WHAT TO DO: Write out each record again exactly as it stands.

Begin

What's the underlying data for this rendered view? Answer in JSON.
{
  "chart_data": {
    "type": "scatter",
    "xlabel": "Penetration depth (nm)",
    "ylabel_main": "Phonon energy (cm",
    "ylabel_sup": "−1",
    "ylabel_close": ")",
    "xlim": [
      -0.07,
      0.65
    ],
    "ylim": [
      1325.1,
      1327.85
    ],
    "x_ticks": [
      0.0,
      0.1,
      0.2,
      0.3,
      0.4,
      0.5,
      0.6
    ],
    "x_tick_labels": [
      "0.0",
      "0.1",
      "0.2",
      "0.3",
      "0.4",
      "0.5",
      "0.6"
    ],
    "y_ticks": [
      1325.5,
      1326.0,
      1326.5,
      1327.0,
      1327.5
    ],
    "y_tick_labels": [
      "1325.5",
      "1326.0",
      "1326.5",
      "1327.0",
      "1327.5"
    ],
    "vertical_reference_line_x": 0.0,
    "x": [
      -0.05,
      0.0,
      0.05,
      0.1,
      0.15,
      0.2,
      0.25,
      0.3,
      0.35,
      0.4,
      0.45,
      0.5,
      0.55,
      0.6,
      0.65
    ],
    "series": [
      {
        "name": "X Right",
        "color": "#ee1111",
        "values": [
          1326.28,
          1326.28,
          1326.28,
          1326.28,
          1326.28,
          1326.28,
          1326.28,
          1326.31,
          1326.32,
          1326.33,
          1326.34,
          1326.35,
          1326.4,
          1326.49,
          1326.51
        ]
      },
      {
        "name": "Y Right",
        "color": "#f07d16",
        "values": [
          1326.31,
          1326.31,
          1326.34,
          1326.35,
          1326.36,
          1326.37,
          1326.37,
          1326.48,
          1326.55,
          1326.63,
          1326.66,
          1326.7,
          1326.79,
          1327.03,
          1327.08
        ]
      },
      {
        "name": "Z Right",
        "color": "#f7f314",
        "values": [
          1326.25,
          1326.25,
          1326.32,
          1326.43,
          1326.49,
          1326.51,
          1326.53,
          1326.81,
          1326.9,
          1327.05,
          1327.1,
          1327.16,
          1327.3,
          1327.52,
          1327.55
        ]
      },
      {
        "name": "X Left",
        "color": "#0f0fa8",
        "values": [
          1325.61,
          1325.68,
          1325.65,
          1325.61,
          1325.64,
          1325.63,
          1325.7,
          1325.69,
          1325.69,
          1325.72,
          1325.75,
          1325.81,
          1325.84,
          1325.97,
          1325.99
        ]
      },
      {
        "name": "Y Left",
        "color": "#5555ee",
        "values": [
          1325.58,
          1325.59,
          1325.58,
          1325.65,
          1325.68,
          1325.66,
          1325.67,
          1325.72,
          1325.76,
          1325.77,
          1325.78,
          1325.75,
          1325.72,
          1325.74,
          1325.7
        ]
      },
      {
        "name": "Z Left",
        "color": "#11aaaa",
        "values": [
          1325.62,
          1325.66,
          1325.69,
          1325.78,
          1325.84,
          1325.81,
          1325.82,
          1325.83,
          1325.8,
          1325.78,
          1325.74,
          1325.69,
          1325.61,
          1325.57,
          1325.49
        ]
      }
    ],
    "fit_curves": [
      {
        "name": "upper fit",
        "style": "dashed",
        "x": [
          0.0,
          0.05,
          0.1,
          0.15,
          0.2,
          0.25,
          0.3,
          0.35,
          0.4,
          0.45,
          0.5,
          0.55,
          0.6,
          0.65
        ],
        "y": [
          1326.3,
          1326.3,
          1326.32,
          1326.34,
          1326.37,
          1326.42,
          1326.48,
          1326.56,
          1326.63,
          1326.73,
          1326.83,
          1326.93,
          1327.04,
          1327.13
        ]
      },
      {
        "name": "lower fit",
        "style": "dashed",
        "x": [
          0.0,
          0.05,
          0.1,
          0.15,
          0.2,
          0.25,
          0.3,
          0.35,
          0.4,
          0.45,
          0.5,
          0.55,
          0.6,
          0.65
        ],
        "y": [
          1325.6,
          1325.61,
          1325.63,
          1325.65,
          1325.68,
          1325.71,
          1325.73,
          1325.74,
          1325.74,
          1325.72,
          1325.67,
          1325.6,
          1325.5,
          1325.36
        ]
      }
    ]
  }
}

End

EXERCISE OUTPUT:
What's the underlying data for this rendered view? Answer in JSON.
{
  "chart_data": {
    "type": "scatter",
    "xlabel": "Penetration depth (nm)",
    "ylabel_main": "Phonon energy (cm",
    "ylabel_sup": "−1",
    "ylabel_close": ")",
    "xlim": [
      -0.07,
      0.65
    ],
    "ylim": [
      1325.1,
      1327.85
    ],
    "x_ticks": [
      0.0,
      0.1,
      0.2,
      0.3,
      0.4,
      0.5,
      0.6
    ],
    "x_tick_labels": [
      "0.0",
      "0.1",
      "0.2",
      "0.3",
      "0.4",
      "0.5",
      "0.6"
    ],
    "y_ticks": [
      1325.5,
      1326.0,
      1326.5,
      1327.0,
      1327.5
    ],
    "y_tick_labels": [
      "1325.5",
      "1326.0",
      "1326.5",
      "1327.0",
      "1327.5"
    ],
    "vertical_reference_line_x": 0.0,
    "x": [
      -0.05,
      0.0,
      0.05,
      0.1,
      0.15,
      0.2,
      0.25,
      0.3,
      0.35,
      0.4,
      0.45,
      0.5,
      0.55,
      0.6,
      0.65
    ],
    "series": [
      {
        "name": "X Right",
        "color": "#ee1111",
        "values": [
          1326.28,
          1326.28,
          1326.28,
          1326.28,
          1326.28,
          1326.28,
          1326.28,
          1326.31,
          1326.32,
          1326.33,
          1326.34,
          1326.35,
          1326.4,
          1326.49,
          1326.51
        ]
      },
      {
        "name": "Y Right",
        "color": "#f07d16",
        "values": [
          1326.31,
          1326.31,
          1326.34,
          1326.35,
          1326.36,
          1326.37,
          1326.37,
          1326.48,
          1326.55,
          1326.63,
          1326.66,
          1326.7,
          1326.79,
          1327.03,
          1327.08
        ]
      },
      {
        "name": "Z Right",
        "color": "#f7f314",
        "values": [
          1326.25,
          1326.25,
          1326.32,
          1326.43,
          1326.49,
          1326.51,
          1326.53,
          1326.81,
          1326.9,
          1327.05,
          1327.1,
          1327.16,
          1327.3,
          1327.52,
          1327.55
        ]
      },
      {
        "name": "X Left",
        "color": "#0f0fa8",
        "values": [
          1325.61,
          1325.68,
          1325.65,
          1325.61,
          1325.64,
          1325.63,
          1325.7,
          1325.69,
          1325.69,
          1325.72,
          1325.75,
          1325.81,
          1325.84,
          1325.97,
          1325.99
        ]
      },
      {
        "name": "Y Left",
        "color": "#5555ee",
        "values": [
          1325.58,
          1325.59,
          1325.58,
          1325.65,
          1325.68,
          1325.66,
          1325.67,
          1325.72,
          1325.76,
          1325.77,
          1325.78,
          1325.75,
          1325.72,
          1325.74,
          1325.7
        ]
      },
      {
        "name": "Z Left",
        "color": "#11aaaa",
        "values": [
          1325.62,
          1325.66,
          1325.69,
          1325.78,
          1325.84,
          1325.81,
          1325.82,
          1325.83,
          1325.8,
          1325.78,
          1325.74,
          1325.69,
          1325.61,
          1325.57,
          1325.49
        ]
      }
    ],
    "fit_curves": [
      {
        "name": "upper fit",
        "style": "dashed",
        "x": [
          0.0,
          0.05,
          0.1,
          0.15,
          0.2,
          0.25,
          0.3,
          0.35,
          0.4,
          0.45,
          0.5,
          0.55,
          0.6,
          0.65
        ],
        "y": [
          1326.3,
          1326.3,
          1326.32,
          1326.34,
          1326.37,
          1326.42,
          1326.48,
          1326.56,
          1326.63,
          1326.73,
          1326.83,
          1326.93,
          1327.04,
          1327.13
        ]
      },
      {
        "name": "lower fit",
        "style": "dashed",
        "x": [
          0.0,
          0.05,
          0.1,
          0.15,
          0.2,
          0.25,
          0.3,
          0.35,
          0.4,
          0.45,
          0.5,
          0.55,
          0.6,
          0.65
        ],
        "y": [
          1325.6,
          1325.61,
          1325.63,
          1325.65,
          1325.68,
          1325.71,
          1325.73,
          1325.74,
          1325.74,
          1325.72,
          1325.67,
          1325.6,
          1325.5,
          1325.36
        ]
      }
    ]
  }
}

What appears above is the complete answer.